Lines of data
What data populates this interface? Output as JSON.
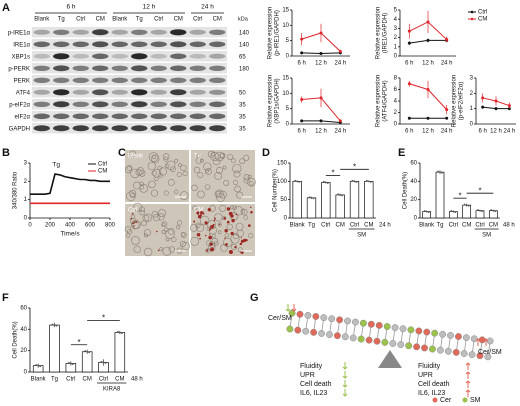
{
  "panels": [
    "A",
    "B",
    "C",
    "D",
    "E",
    "F",
    "G"
  ],
  "blot": {
    "times": [
      "6 h",
      "12 h",
      "24 h"
    ],
    "lanes": [
      "Blank",
      "Tg",
      "Ctrl",
      "CM",
      "Blank",
      "Tg",
      "Ctrl",
      "CM",
      "Ctrl",
      "CM"
    ],
    "rows": [
      "p-IRE1α",
      "IRE1α",
      "XBP1s",
      "p-PERK",
      "PERK",
      "ATF4",
      "p-eIF2α",
      "eIF2α",
      "GAPDH"
    ],
    "kda_title": "kDa",
    "kda": [
      140,
      140,
      65,
      180,
      null,
      50,
      35,
      35,
      35
    ]
  },
  "micrographs": {
    "labels": [
      "Blank",
      "Tg",
      "Ctrl",
      "CM"
    ]
  },
  "chart_data": [
    {
      "type": "line",
      "ylabel": [
        "Relative expression",
        "(p-IRE1/GAPDH)"
      ],
      "categories": [
        "6 h",
        "12 h",
        "24 h"
      ],
      "ylim": [
        0,
        15
      ],
      "yticks": [
        0,
        5,
        10,
        15
      ],
      "series": [
        {
          "name": "Ctrl",
          "color": "#111111",
          "values": [
            1,
            0.8,
            1
          ],
          "errors": [
            0.2,
            0.2,
            0.2
          ]
        },
        {
          "name": "CM",
          "color": "#e0262b",
          "values": [
            5.5,
            7.5,
            1.5
          ],
          "errors": [
            2,
            3,
            0.5
          ]
        }
      ]
    },
    {
      "type": "line",
      "ylabel": [
        "Relative expression",
        "(IRE1/GAPDH)"
      ],
      "categories": [
        "6 h",
        "12 h",
        "24 h"
      ],
      "ylim": [
        0,
        5
      ],
      "yticks": [
        0,
        1,
        2,
        3,
        4,
        5
      ],
      "legend": "right",
      "series": [
        {
          "name": "Ctrl",
          "color": "#111111",
          "values": [
            1.4,
            1.7,
            1.7
          ],
          "errors": [
            0.2,
            0.2,
            0.2
          ]
        },
        {
          "name": "CM",
          "color": "#e0262b",
          "values": [
            2.7,
            3.7,
            1.8
          ],
          "errors": [
            0.8,
            1.2,
            0.3
          ]
        }
      ]
    },
    {
      "type": "line",
      "ylabel": [
        "Relative expression",
        "(XBP1s/GAPDH)"
      ],
      "categories": [
        "6 h",
        "12 h",
        "24 h"
      ],
      "ylim": [
        0,
        15
      ],
      "yticks": [
        0,
        5,
        10,
        15
      ],
      "series": [
        {
          "name": "Ctrl",
          "color": "#111111",
          "values": [
            1,
            1,
            0.5
          ],
          "errors": [
            0.2,
            0.2,
            0.2
          ]
        },
        {
          "name": "CM",
          "color": "#e0262b",
          "values": [
            8,
            8.5,
            1
          ],
          "errors": [
            1,
            3,
            0.5
          ]
        }
      ]
    },
    {
      "type": "line",
      "ylabel": [
        "Relative expression",
        "(ATF4/GAPDH)"
      ],
      "categories": [
        "6 h",
        "12 h",
        "24 h"
      ],
      "ylim": [
        0,
        8
      ],
      "yticks": [
        0,
        2,
        4,
        6,
        8
      ],
      "series": [
        {
          "name": "Ctrl",
          "color": "#111111",
          "values": [
            1,
            1,
            1
          ],
          "errors": [
            0.1,
            0.1,
            0.1
          ]
        },
        {
          "name": "CM",
          "color": "#e0262b",
          "values": [
            7,
            6,
            2.5
          ],
          "errors": [
            0.5,
            1.5,
            0.8
          ]
        }
      ]
    },
    {
      "type": "line",
      "ylabel": [
        "Relative expression",
        "(p-eIF2/eIF2α)"
      ],
      "categories": [
        "6 h",
        "12 h",
        "24 h"
      ],
      "ylim": [
        0,
        3
      ],
      "yticks": [
        0,
        1,
        2,
        3
      ],
      "series": [
        {
          "name": "Ctrl",
          "color": "#111111",
          "values": [
            1.1,
            1,
            1
          ],
          "errors": [
            0.1,
            0.1,
            0.1
          ]
        },
        {
          "name": "CM",
          "color": "#e0262b",
          "values": [
            1.7,
            1.5,
            1.2
          ],
          "errors": [
            0.3,
            0.3,
            0.2
          ]
        }
      ]
    },
    {
      "type": "line",
      "ylabel": [
        "340/380 Ratio"
      ],
      "xlabel": "Time/s",
      "annotation": "Tg",
      "legend": "upper right",
      "x": [
        0,
        50,
        100,
        150,
        200,
        250,
        300,
        350,
        400,
        450,
        500,
        550,
        600,
        650,
        700,
        750,
        800
      ],
      "xlim": [
        0,
        800
      ],
      "xticks": [
        0,
        200,
        400,
        600,
        800
      ],
      "ylim": [
        0,
        3
      ],
      "yticks": [
        0,
        1,
        2,
        3
      ],
      "series": [
        {
          "name": "Ctrl",
          "color": "#111111",
          "values": [
            1.3,
            1.3,
            1.3,
            1.3,
            1.35,
            2.4,
            2.35,
            2.25,
            2.2,
            2.15,
            2.1,
            2.1,
            2.05,
            2.05,
            2.0,
            2.0,
            2.0
          ]
        },
        {
          "name": "CM",
          "color": "#e0262b",
          "values": [
            0.8,
            0.8,
            0.8,
            0.8,
            0.8,
            0.8,
            0.8,
            0.8,
            0.8,
            0.8,
            0.8,
            0.8,
            0.8,
            0.8,
            0.8,
            0.8,
            0.8
          ]
        }
      ]
    },
    {
      "type": "bar",
      "ylabel": [
        "Cell Number(%)"
      ],
      "categories": [
        "Blank",
        "Tg",
        "Ctrl",
        "CM",
        "Ctrl",
        "CM"
      ],
      "group_label": "SM",
      "time_label": "24 h",
      "significance": [
        "*",
        "*"
      ],
      "ylim": [
        0,
        150
      ],
      "yticks": [
        0,
        50,
        100,
        150
      ],
      "color": "#ffffff",
      "values": [
        100,
        55,
        97,
        63,
        100,
        100
      ],
      "errors": [
        2,
        3,
        3,
        3,
        2,
        2
      ]
    },
    {
      "type": "bar",
      "ylabel": [
        "Cell Death(%)"
      ],
      "categories": [
        "Blank",
        "Tg",
        "Ctrl",
        "CM",
        "Ctrl",
        "CM"
      ],
      "group_label": "SM",
      "time_label": "48 h",
      "significance": [
        "*",
        "*"
      ],
      "ylim": [
        0,
        60
      ],
      "yticks": [
        0,
        20,
        40,
        60
      ],
      "color": "#ffffff",
      "values": [
        7,
        50,
        7,
        14,
        8,
        8
      ],
      "errors": [
        1,
        2,
        1,
        1.5,
        1,
        1
      ]
    },
    {
      "type": "bar",
      "ylabel": [
        "Cell Death(%)"
      ],
      "categories": [
        "Blank",
        "Tg",
        "Ctrl",
        "CM",
        "Ctrl",
        "CM"
      ],
      "group_label": "KIRA8",
      "time_label": "48 h",
      "significance": [
        "*",
        "*"
      ],
      "ylim": [
        0,
        60
      ],
      "yticks": [
        0,
        20,
        40,
        60
      ],
      "color": "#ffffff",
      "values": [
        6,
        44,
        8,
        19,
        9,
        37
      ],
      "errors": [
        2,
        2,
        2,
        2,
        3,
        1.5
      ]
    }
  ],
  "diagram": {
    "left": {
      "label": "Cer/SM",
      "effects": [
        "Fluidity",
        "UPR",
        "Cell death",
        "IL6, IL23"
      ]
    },
    "right": {
      "label": "Cer/SM",
      "effects": [
        "Fluidity",
        "UPR",
        "Cell death",
        "IL6, IL23"
      ]
    },
    "legend": [
      "Cer",
      "SM"
    ]
  }
}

Exercise details: Give back all entries exactly. No pictures belong in the copy.

Result of the task:
What data populates this interface? Output as JSON.
{
  "panels": [
    "A",
    "B",
    "C",
    "D",
    "E",
    "F",
    "G"
  ],
  "blot": {
    "times": [
      "6 h",
      "12 h",
      "24 h"
    ],
    "lanes": [
      "Blank",
      "Tg",
      "Ctrl",
      "CM",
      "Blank",
      "Tg",
      "Ctrl",
      "CM",
      "Ctrl",
      "CM"
    ],
    "rows": [
      "p-IRE1α",
      "IRE1α",
      "XBP1s",
      "p-PERK",
      "PERK",
      "ATF4",
      "p-eIF2α",
      "eIF2α",
      "GAPDH"
    ],
    "kda_title": "kDa",
    "kda": [
      140,
      140,
      65,
      180,
      null,
      50,
      35,
      35,
      35
    ]
  },
  "micrographs": {
    "labels": [
      "Blank",
      "Tg",
      "Ctrl",
      "CM"
    ]
  },
  "chart_data": [
    {
      "type": "line",
      "ylabel": [
        "Relative expression",
        "(p-IRE1/GAPDH)"
      ],
      "categories": [
        "6 h",
        "12 h",
        "24 h"
      ],
      "ylim": [
        0,
        15
      ],
      "yticks": [
        0,
        5,
        10,
        15
      ],
      "series": [
        {
          "name": "Ctrl",
          "color": "#111111",
          "values": [
            1,
            0.8,
            1
          ],
          "errors": [
            0.2,
            0.2,
            0.2
          ]
        },
        {
          "name": "CM",
          "color": "#e0262b",
          "values": [
            5.5,
            7.5,
            1.5
          ],
          "errors": [
            2,
            3,
            0.5
          ]
        }
      ]
    },
    {
      "type": "line",
      "ylabel": [
        "Relative expression",
        "(IRE1/GAPDH)"
      ],
      "categories": [
        "6 h",
        "12 h",
        "24 h"
      ],
      "ylim": [
        0,
        5
      ],
      "yticks": [
        0,
        1,
        2,
        3,
        4,
        5
      ],
      "legend": "right",
      "series": [
        {
          "name": "Ctrl",
          "color": "#111111",
          "values": [
            1.4,
            1.7,
            1.7
          ],
          "errors": [
            0.2,
            0.2,
            0.2
          ]
        },
        {
          "name": "CM",
          "color": "#e0262b",
          "values": [
            2.7,
            3.7,
            1.8
          ],
          "errors": [
            0.8,
            1.2,
            0.3
          ]
        }
      ]
    },
    {
      "type": "line",
      "ylabel": [
        "Relative expression",
        "(XBP1s/GAPDH)"
      ],
      "categories": [
        "6 h",
        "12 h",
        "24 h"
      ],
      "ylim": [
        0,
        15
      ],
      "yticks": [
        0,
        5,
        10,
        15
      ],
      "series": [
        {
          "name": "Ctrl",
          "color": "#111111",
          "values": [
            1,
            1,
            0.5
          ],
          "errors": [
            0.2,
            0.2,
            0.2
          ]
        },
        {
          "name": "CM",
          "color": "#e0262b",
          "values": [
            8,
            8.5,
            1
          ],
          "errors": [
            1,
            3,
            0.5
          ]
        }
      ]
    },
    {
      "type": "line",
      "ylabel": [
        "Relative expression",
        "(ATF4/GAPDH)"
      ],
      "categories": [
        "6 h",
        "12 h",
        "24 h"
      ],
      "ylim": [
        0,
        8
      ],
      "yticks": [
        0,
        2,
        4,
        6,
        8
      ],
      "series": [
        {
          "name": "Ctrl",
          "color": "#111111",
          "values": [
            1,
            1,
            1
          ],
          "errors": [
            0.1,
            0.1,
            0.1
          ]
        },
        {
          "name": "CM",
          "color": "#e0262b",
          "values": [
            7,
            6,
            2.5
          ],
          "errors": [
            0.5,
            1.5,
            0.8
          ]
        }
      ]
    },
    {
      "type": "line",
      "ylabel": [
        "Relative expression",
        "(p-eIF2/eIF2α)"
      ],
      "categories": [
        "6 h",
        "12 h",
        "24 h"
      ],
      "ylim": [
        0,
        3
      ],
      "yticks": [
        0,
        1,
        2,
        3
      ],
      "series": [
        {
          "name": "Ctrl",
          "color": "#111111",
          "values": [
            1.1,
            1,
            1
          ],
          "errors": [
            0.1,
            0.1,
            0.1
          ]
        },
        {
          "name": "CM",
          "color": "#e0262b",
          "values": [
            1.7,
            1.5,
            1.2
          ],
          "errors": [
            0.3,
            0.3,
            0.2
          ]
        }
      ]
    },
    {
      "type": "line",
      "ylabel": [
        "340/380 Ratio"
      ],
      "xlabel": "Time/s",
      "annotation": "Tg",
      "legend": "upper right",
      "x": [
        0,
        50,
        100,
        150,
        200,
        250,
        300,
        350,
        400,
        450,
        500,
        550,
        600,
        650,
        700,
        750,
        800
      ],
      "xlim": [
        0,
        800
      ],
      "xticks": [
        0,
        200,
        400,
        600,
        800
      ],
      "ylim": [
        0,
        3
      ],
      "yticks": [
        0,
        1,
        2,
        3
      ],
      "series": [
        {
          "name": "Ctrl",
          "color": "#111111",
          "values": [
            1.3,
            1.3,
            1.3,
            1.3,
            1.35,
            2.4,
            2.35,
            2.25,
            2.2,
            2.15,
            2.1,
            2.1,
            2.05,
            2.05,
            2.0,
            2.0,
            2.0
          ]
        },
        {
          "name": "CM",
          "color": "#e0262b",
          "values": [
            0.8,
            0.8,
            0.8,
            0.8,
            0.8,
            0.8,
            0.8,
            0.8,
            0.8,
            0.8,
            0.8,
            0.8,
            0.8,
            0.8,
            0.8,
            0.8,
            0.8
          ]
        }
      ]
    },
    {
      "type": "bar",
      "ylabel": [
        "Cell Number(%)"
      ],
      "categories": [
        "Blank",
        "Tg",
        "Ctrl",
        "CM",
        "Ctrl",
        "CM"
      ],
      "group_label": "SM",
      "time_label": "24 h",
      "significance": [
        "*",
        "*"
      ],
      "ylim": [
        0,
        150
      ],
      "yticks": [
        0,
        50,
        100,
        150
      ],
      "color": "#ffffff",
      "values": [
        100,
        55,
        97,
        63,
        100,
        100
      ],
      "errors": [
        2,
        3,
        3,
        3,
        2,
        2
      ]
    },
    {
      "type": "bar",
      "ylabel": [
        "Cell Death(%)"
      ],
      "categories": [
        "Blank",
        "Tg",
        "Ctrl",
        "CM",
        "Ctrl",
        "CM"
      ],
      "group_label": "SM",
      "time_label": "48 h",
      "significance": [
        "*",
        "*"
      ],
      "ylim": [
        0,
        60
      ],
      "yticks": [
        0,
        20,
        40,
        60
      ],
      "color": "#ffffff",
      "values": [
        7,
        50,
        7,
        14,
        8,
        8
      ],
      "errors": [
        1,
        2,
        1,
        1.5,
        1,
        1
      ]
    },
    {
      "type": "bar",
      "ylabel": [
        "Cell Death(%)"
      ],
      "categories": [
        "Blank",
        "Tg",
        "Ctrl",
        "CM",
        "Ctrl",
        "CM"
      ],
      "group_label": "KIRA8",
      "time_label": "48 h",
      "significance": [
        "*",
        "*"
      ],
      "ylim": [
        0,
        60
      ],
      "yticks": [
        0,
        20,
        40,
        60
      ],
      "color": "#ffffff",
      "values": [
        6,
        44,
        8,
        19,
        9,
        37
      ],
      "errors": [
        2,
        2,
        2,
        2,
        3,
        1.5
      ]
    }
  ],
  "diagram": {
    "left": {
      "label": "Cer/SM",
      "effects": [
        "Fluidity",
        "UPR",
        "Cell death",
        "IL6, IL23"
      ]
    },
    "right": {
      "label": "Cer/SM",
      "effects": [
        "Fluidity",
        "UPR",
        "Cell death",
        "IL6, IL23"
      ]
    },
    "legend": [
      "Cer",
      "SM"
    ]
  }
}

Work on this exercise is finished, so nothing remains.